Do this >>
Extract every entry word for word. Skip the pictures.

Records shown >>
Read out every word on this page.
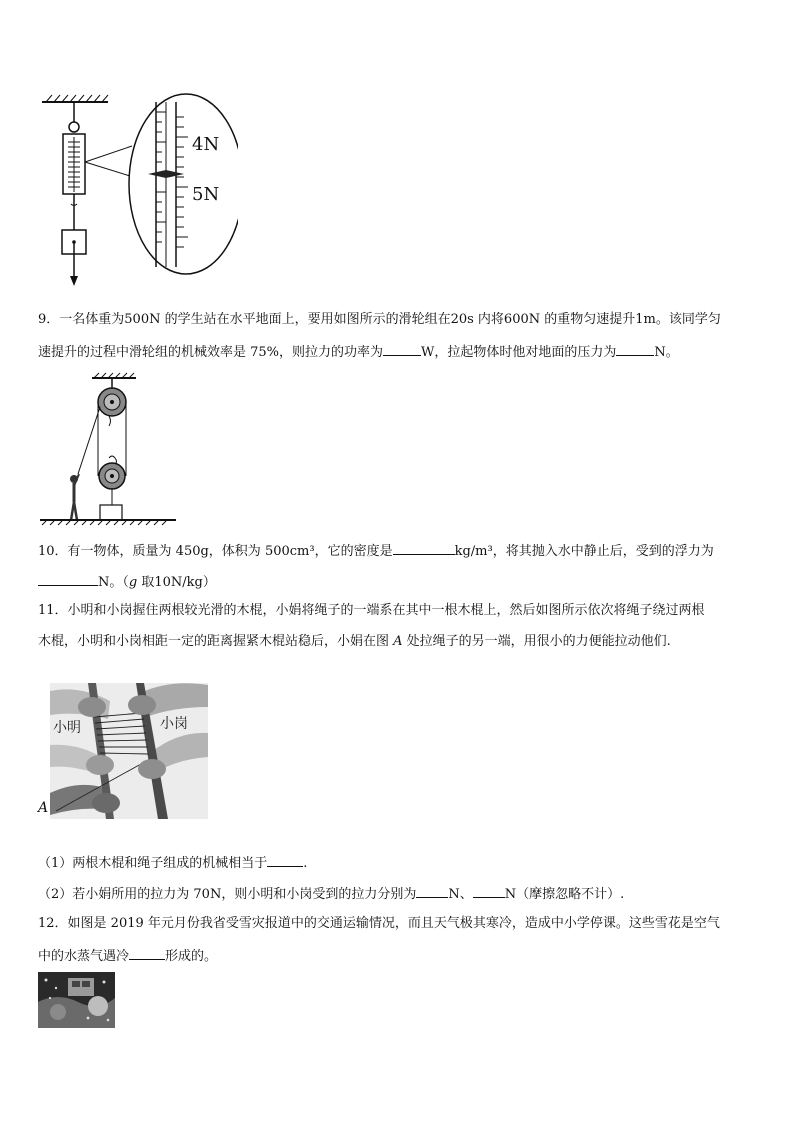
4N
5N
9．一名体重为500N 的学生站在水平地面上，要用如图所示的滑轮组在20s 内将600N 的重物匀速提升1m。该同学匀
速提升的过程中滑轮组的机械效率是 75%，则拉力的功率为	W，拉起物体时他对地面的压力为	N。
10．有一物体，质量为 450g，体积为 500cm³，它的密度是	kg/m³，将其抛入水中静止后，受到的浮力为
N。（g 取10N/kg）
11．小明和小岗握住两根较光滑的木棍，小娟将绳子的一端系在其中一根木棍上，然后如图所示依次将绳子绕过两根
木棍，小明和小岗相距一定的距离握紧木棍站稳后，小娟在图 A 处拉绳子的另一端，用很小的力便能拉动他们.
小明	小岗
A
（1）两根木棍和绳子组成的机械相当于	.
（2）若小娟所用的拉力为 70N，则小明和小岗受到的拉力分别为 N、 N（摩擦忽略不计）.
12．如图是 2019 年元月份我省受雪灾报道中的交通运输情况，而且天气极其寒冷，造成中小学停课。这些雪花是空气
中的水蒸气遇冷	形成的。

Written answer >>
Read out every word on this page.
4N
5N
9．一名体重为500N 的学生站在水平地面上，要用如图所示的滑轮组在20s 内将600N 的重物匀速提升1m。该同学匀
速提升的过程中滑轮组的机械效率是 75%，则拉力的功率为	W，拉起物体时他对地面的压力为	N。
10．有一物体，质量为 450g，体积为 500cm³，它的密度是	kg/m³，将其抛入水中静止后，受到的浮力为
N。（g 取10N/kg）
11．小明和小岗握住两根较光滑的木棍，小娟将绳子的一端系在其中一根木棍上，然后如图所示依次将绳子绕过两根
木棍，小明和小岗相距一定的距离握紧木棍站稳后，小娟在图 A 处拉绳子的另一端，用很小的力便能拉动他们.
小明	小岗
A
（1）两根木棍和绳子组成的机械相当于	.
（2）若小娟所用的拉力为 70N，则小明和小岗受到的拉力分别为 N、 N（摩擦忽略不计）.
12．如图是 2019 年元月份我省受雪灾报道中的交通运输情况，而且天气极其寒冷，造成中小学停课。这些雪花是空气
中的水蒸气遇冷	形成的。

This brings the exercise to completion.